Selected passage

----------

Also, there are major trademark, patent, and copyright issues that need to be settled before anybody can safely fork Java and stop adhering to the spec.

2 comments

"Mostly compatible" (at the source code level) would be good enough for quite a few applications. For example, take a look at a lot of the C and C++ applications out there, which use OS APIs that often vary widely. Despite that, C and C++ applications are still written, and very popular.
The problem (as I understand it) is that without passing the TCK (which Apache can't get without field-of-use restrictions), you don't get the patent license required to safely run Java in a business environment. I don't think the line-of-business app developers that have driven the bulk of Java usage over the years can afford to risk getting sued by Oracle, so they can't really depend on a non-licensed runtime.
I thought that went the other way: you need a patent license to author and/or run the TCK. You can create a Java compatible VM (many have) but you can't run the "official" compatibility test without Sun's, now Oracle's permission, and there is some concern (at least at Apache) that you cannot easily create a "cleanroom" implementation of that TCK. (Although I think that latter concern is more social than legal--if I remember correctly conventional wisdom said that there were too may Sun folks already involved with Java projects at Apache to have any reasonable expectation that a cleanroom would remain clean.)

----------

Data for analysis
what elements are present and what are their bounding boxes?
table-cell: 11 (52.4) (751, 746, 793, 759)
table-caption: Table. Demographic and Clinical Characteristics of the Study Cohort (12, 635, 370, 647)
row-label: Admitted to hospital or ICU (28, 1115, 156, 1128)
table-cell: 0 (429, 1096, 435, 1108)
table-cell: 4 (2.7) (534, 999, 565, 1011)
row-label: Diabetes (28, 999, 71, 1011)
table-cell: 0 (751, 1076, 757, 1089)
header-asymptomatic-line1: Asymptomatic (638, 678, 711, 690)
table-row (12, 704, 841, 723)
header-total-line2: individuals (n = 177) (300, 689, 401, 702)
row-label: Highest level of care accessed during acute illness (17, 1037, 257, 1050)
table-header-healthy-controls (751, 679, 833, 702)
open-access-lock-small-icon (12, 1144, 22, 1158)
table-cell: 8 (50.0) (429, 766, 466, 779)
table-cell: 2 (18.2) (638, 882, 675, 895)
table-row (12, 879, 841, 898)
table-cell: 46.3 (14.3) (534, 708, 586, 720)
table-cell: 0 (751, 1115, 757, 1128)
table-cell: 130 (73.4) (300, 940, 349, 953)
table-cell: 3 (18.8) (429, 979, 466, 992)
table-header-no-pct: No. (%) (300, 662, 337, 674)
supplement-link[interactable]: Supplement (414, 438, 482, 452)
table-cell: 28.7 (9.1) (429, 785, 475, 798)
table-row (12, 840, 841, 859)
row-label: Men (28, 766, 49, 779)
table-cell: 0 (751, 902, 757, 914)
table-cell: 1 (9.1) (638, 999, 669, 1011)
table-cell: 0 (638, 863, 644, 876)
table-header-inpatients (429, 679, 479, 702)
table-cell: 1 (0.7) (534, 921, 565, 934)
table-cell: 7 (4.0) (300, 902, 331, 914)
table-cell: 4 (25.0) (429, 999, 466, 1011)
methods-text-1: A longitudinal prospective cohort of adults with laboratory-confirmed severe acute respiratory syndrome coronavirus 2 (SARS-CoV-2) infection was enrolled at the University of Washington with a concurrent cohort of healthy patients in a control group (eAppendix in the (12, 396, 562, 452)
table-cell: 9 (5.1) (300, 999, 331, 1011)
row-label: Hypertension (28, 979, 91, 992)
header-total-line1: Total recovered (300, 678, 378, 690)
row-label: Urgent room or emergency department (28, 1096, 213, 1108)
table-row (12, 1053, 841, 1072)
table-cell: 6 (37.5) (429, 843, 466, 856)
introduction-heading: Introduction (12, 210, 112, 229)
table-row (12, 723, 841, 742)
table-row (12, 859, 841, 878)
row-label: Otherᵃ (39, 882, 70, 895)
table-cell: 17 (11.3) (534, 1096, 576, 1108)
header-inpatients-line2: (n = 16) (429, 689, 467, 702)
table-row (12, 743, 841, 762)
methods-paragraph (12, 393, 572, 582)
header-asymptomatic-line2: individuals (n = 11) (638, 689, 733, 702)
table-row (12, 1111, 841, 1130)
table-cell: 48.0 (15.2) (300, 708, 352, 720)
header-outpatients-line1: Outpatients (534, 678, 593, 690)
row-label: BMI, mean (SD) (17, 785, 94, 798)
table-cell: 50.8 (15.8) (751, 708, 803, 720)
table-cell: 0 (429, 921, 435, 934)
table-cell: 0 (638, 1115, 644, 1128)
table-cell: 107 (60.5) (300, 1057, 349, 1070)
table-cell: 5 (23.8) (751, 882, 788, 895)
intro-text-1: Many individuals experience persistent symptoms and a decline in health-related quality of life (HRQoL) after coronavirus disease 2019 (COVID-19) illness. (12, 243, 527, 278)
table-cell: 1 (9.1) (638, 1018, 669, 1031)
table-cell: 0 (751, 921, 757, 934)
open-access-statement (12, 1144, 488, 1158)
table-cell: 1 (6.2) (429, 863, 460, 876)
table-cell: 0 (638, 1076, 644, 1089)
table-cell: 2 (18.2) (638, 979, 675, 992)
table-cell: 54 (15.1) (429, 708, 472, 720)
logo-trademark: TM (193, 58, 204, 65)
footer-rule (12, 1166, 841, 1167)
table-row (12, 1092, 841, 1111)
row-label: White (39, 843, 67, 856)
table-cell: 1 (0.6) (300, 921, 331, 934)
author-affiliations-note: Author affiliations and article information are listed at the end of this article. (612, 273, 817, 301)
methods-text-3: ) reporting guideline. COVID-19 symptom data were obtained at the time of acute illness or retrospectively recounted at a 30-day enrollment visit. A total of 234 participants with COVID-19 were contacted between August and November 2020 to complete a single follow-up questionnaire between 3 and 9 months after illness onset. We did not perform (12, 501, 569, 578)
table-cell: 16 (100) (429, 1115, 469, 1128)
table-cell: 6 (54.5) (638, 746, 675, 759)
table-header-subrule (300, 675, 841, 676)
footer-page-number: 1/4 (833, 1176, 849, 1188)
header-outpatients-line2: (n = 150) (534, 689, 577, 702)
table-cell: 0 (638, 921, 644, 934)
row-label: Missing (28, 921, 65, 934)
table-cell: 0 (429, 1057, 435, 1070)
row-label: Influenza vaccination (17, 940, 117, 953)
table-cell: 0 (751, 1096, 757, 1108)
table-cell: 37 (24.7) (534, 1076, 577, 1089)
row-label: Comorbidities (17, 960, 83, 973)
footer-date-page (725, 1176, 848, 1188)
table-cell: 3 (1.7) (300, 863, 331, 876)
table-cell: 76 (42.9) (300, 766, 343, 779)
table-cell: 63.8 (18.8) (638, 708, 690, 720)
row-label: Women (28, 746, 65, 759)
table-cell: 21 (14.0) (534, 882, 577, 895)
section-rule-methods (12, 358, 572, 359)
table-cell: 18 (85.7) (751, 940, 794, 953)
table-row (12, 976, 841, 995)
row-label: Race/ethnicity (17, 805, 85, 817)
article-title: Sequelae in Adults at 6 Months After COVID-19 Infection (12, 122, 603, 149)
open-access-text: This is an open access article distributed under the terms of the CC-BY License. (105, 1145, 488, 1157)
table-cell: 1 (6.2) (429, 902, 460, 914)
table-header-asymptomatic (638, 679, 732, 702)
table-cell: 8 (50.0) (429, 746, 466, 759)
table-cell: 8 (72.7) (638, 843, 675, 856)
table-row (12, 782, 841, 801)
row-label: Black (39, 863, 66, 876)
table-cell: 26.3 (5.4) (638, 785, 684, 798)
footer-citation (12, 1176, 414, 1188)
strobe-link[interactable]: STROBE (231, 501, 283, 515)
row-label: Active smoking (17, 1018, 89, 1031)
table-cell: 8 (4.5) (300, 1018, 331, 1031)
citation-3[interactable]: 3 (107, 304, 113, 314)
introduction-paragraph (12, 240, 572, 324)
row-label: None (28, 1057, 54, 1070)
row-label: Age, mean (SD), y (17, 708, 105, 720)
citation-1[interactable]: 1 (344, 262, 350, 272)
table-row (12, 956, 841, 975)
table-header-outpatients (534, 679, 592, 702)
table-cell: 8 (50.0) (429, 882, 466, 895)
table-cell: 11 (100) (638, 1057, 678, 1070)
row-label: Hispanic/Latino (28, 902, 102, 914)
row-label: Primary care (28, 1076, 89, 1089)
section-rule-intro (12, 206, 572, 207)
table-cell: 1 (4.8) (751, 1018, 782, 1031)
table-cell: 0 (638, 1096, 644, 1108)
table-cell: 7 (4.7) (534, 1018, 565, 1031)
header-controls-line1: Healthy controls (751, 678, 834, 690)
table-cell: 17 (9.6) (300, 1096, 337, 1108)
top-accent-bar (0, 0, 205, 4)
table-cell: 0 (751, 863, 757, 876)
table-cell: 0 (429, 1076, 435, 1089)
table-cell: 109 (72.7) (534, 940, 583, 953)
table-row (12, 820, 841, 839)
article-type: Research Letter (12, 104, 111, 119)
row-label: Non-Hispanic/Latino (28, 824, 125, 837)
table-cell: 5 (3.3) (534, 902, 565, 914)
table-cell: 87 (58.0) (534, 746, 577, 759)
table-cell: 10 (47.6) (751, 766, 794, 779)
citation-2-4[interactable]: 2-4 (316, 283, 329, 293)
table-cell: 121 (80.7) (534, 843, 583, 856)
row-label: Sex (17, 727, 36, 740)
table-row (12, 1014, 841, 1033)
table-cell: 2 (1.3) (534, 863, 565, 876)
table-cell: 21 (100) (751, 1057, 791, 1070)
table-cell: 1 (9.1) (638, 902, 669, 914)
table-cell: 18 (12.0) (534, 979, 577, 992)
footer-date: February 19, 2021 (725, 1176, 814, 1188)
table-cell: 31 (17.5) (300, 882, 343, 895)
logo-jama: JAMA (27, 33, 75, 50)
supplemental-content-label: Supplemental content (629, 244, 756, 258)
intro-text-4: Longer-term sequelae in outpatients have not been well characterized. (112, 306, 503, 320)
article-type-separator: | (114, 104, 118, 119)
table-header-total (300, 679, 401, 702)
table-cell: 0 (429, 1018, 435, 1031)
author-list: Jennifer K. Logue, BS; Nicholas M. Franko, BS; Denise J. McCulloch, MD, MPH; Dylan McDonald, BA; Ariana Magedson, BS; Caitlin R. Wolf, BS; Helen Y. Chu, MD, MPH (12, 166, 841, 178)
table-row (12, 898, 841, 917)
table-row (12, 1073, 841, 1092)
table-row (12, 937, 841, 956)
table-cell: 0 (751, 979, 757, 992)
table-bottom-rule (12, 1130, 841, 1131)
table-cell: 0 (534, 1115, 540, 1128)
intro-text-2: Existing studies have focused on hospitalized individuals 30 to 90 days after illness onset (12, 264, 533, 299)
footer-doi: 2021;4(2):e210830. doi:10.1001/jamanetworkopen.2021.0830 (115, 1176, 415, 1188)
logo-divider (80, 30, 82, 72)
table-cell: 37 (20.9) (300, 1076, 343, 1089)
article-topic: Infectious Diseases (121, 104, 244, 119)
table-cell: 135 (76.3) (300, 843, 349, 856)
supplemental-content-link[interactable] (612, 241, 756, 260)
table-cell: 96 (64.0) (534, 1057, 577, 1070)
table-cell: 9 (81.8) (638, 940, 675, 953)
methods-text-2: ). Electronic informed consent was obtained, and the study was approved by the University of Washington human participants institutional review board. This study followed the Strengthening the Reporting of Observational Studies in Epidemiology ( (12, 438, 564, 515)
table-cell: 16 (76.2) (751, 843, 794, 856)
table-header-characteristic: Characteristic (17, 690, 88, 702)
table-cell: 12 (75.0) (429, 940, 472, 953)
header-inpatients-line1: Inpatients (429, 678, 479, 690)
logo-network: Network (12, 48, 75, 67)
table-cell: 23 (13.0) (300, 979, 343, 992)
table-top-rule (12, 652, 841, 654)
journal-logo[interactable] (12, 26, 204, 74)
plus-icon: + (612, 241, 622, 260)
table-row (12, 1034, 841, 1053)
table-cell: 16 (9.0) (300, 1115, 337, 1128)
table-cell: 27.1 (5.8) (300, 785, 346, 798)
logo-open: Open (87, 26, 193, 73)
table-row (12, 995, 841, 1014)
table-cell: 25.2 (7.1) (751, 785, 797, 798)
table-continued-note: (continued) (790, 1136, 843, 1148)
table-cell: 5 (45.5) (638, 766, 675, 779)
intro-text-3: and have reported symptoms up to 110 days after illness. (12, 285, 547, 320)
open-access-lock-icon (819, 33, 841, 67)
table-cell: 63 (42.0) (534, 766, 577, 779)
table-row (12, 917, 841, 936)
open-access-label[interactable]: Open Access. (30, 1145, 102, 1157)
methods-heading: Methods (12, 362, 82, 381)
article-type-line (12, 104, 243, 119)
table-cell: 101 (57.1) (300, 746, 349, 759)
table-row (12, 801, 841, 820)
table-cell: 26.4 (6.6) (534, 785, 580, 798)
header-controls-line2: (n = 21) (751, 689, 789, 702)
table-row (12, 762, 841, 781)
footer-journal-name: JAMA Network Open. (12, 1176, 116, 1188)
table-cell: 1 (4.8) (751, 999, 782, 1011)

----------

Study questions
1. In the Java licensing comments, why can't line-of-business app developers really depend on a non-licensed runtime? Answer in one to three sentences.
2. How would you translate this sentence from the Java licensing comments into Spanish: "Despite that, C and C++ applications are still written, and very popular."

Results for the exercise
1. Without passing the TCK, you don't get the patent license needed to safely run Java in a business environment. The developers who have driven most Java usage can't afford to risk being sued by Oracle, so a runtime without that license is too risky for them.

2. A pesar de eso, las aplicaciones en C y C++ se siguen escribiendo y son muy populares.